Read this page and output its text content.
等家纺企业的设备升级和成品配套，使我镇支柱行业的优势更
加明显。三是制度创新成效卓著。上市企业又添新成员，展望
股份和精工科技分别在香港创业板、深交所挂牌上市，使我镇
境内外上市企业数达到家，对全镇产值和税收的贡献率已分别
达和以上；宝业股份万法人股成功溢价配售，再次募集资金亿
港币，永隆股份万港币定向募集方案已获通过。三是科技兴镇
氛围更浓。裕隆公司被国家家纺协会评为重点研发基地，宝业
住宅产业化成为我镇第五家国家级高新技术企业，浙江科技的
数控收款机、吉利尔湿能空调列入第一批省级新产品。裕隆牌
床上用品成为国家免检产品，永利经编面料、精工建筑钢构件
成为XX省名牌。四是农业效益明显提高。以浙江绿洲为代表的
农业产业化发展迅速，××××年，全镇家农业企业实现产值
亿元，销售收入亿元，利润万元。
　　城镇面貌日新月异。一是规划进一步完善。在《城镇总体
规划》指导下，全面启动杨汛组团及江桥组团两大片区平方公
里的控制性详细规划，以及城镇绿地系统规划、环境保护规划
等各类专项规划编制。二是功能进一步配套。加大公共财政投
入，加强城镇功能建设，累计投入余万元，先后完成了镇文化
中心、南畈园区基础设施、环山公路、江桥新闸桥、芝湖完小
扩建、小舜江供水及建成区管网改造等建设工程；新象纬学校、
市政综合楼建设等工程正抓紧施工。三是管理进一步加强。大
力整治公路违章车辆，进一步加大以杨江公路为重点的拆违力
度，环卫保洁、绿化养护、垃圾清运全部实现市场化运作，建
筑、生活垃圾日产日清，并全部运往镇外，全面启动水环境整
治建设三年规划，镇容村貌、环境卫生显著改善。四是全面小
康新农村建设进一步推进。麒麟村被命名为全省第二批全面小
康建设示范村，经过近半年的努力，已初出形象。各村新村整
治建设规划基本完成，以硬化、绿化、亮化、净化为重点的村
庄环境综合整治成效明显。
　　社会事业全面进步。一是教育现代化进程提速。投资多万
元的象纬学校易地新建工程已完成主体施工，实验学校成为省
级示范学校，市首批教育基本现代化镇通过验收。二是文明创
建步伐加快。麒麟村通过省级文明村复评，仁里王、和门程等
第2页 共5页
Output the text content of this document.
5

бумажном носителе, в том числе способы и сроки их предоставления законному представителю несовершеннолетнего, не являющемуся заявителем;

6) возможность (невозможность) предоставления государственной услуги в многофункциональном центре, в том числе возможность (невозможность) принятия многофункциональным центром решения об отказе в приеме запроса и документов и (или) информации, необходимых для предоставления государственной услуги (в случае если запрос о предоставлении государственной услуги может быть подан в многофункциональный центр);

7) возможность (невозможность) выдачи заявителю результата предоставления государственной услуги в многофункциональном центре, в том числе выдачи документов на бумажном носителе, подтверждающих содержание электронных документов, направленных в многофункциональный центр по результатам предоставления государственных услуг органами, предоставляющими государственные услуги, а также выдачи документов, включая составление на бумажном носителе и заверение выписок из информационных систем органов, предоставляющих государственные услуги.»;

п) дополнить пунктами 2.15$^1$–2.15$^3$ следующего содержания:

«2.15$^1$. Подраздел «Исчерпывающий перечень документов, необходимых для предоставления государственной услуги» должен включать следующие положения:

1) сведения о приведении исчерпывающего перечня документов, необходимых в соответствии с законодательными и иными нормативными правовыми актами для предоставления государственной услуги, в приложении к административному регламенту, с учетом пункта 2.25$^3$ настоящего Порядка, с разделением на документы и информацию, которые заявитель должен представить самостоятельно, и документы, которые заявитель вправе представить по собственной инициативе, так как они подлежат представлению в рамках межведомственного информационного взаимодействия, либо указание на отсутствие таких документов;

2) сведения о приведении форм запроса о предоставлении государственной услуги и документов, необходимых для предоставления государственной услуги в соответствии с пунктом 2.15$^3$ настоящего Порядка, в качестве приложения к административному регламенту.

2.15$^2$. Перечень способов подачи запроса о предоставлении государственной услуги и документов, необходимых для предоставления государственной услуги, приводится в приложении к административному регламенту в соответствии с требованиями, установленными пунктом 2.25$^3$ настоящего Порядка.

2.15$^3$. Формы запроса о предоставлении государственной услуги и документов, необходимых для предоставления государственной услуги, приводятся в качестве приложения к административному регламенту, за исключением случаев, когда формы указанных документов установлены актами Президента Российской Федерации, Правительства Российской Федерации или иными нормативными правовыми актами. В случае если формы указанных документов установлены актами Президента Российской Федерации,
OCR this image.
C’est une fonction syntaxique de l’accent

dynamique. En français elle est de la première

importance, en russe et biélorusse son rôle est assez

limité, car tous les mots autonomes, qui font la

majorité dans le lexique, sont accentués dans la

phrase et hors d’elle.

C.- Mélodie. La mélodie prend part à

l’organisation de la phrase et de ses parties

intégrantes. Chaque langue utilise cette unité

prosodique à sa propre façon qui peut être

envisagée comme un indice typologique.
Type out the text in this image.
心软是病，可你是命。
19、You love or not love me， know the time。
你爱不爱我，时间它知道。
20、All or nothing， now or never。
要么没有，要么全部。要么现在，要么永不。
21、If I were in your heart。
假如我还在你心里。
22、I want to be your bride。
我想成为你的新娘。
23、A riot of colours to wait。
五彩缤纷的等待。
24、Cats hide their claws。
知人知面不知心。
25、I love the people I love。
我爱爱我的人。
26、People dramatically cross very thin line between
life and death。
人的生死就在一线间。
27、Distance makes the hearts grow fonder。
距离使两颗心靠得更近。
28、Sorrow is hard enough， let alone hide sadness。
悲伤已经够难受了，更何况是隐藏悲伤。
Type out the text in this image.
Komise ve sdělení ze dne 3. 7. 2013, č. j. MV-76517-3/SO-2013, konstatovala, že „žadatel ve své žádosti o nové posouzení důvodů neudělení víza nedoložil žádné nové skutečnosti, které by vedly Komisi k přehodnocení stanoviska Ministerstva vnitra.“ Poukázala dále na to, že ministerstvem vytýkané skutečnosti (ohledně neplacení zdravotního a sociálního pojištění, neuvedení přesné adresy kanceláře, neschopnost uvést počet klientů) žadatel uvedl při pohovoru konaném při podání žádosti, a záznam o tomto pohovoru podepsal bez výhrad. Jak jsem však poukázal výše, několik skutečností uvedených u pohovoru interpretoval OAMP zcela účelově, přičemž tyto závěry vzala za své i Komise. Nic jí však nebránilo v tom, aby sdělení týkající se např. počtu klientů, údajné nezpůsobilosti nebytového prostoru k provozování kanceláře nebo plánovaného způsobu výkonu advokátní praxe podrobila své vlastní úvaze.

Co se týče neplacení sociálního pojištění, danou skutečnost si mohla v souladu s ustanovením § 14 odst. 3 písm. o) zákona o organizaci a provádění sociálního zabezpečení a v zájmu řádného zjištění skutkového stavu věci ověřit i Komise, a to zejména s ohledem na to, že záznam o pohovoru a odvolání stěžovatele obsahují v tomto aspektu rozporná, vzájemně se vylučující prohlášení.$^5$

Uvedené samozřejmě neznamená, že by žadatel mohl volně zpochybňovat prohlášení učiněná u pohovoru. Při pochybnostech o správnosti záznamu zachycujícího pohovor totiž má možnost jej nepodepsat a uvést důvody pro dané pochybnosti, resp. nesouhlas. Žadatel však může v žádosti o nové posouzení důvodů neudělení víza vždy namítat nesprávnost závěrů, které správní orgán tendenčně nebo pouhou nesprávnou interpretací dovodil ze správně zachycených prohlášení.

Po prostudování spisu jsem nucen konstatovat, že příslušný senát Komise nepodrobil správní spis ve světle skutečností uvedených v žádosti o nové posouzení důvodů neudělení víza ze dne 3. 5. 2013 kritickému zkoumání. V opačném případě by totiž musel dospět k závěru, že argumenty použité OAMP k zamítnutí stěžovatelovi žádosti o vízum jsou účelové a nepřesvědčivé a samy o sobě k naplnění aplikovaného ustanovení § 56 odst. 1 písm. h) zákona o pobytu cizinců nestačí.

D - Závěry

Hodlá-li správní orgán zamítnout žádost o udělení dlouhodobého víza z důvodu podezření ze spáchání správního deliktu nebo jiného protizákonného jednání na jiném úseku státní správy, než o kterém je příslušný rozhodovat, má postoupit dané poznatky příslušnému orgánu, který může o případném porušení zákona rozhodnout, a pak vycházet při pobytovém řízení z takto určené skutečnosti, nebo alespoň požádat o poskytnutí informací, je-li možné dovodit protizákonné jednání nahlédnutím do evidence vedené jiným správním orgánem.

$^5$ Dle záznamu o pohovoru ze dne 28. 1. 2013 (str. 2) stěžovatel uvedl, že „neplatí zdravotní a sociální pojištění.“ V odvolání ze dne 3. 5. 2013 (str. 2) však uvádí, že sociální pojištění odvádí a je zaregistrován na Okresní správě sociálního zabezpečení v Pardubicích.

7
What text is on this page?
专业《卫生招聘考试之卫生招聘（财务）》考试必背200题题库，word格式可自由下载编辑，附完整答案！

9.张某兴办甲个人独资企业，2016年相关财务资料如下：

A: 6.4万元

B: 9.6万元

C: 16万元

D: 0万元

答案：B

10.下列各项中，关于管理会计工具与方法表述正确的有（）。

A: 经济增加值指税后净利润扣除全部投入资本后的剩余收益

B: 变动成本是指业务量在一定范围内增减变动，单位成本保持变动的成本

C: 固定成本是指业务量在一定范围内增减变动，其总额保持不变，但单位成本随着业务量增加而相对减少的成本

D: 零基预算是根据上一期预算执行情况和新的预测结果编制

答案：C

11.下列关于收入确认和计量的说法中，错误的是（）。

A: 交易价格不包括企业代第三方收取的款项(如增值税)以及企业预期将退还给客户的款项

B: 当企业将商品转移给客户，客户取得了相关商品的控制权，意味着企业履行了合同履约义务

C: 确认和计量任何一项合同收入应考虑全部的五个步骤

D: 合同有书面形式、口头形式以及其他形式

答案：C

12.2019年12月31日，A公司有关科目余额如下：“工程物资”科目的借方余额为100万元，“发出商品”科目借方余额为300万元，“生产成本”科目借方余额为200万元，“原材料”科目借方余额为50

+ + + + + + +

◆ **GIVEN TASK**
Go through the material above and copy each line that has the word "должен".

◆ **CORRECT RESULT**
«2.15$^1$. Подраздел «Исчерпывающий перечень документов, необходимых для предоставления государственной услуги» должен включать следующие положения:
1) сведения о приведении исчерпывающего перечня документов, необходимых в соответствии с законодательными и иными нормативными правовыми актами для предоставления государственной услуги, в приложении к административному регламенту, с учетом пункта 2.25$^3$ настоящего Порядка, с разделением на документы и информацию, которые заявитель должен представить самостоятельно, и документы, которые заявитель вправе представить по собственной инициативе, так как они подлежат представлению в рамках межведомственного информационного взаимодействия, либо указание на отсутствие таких документов;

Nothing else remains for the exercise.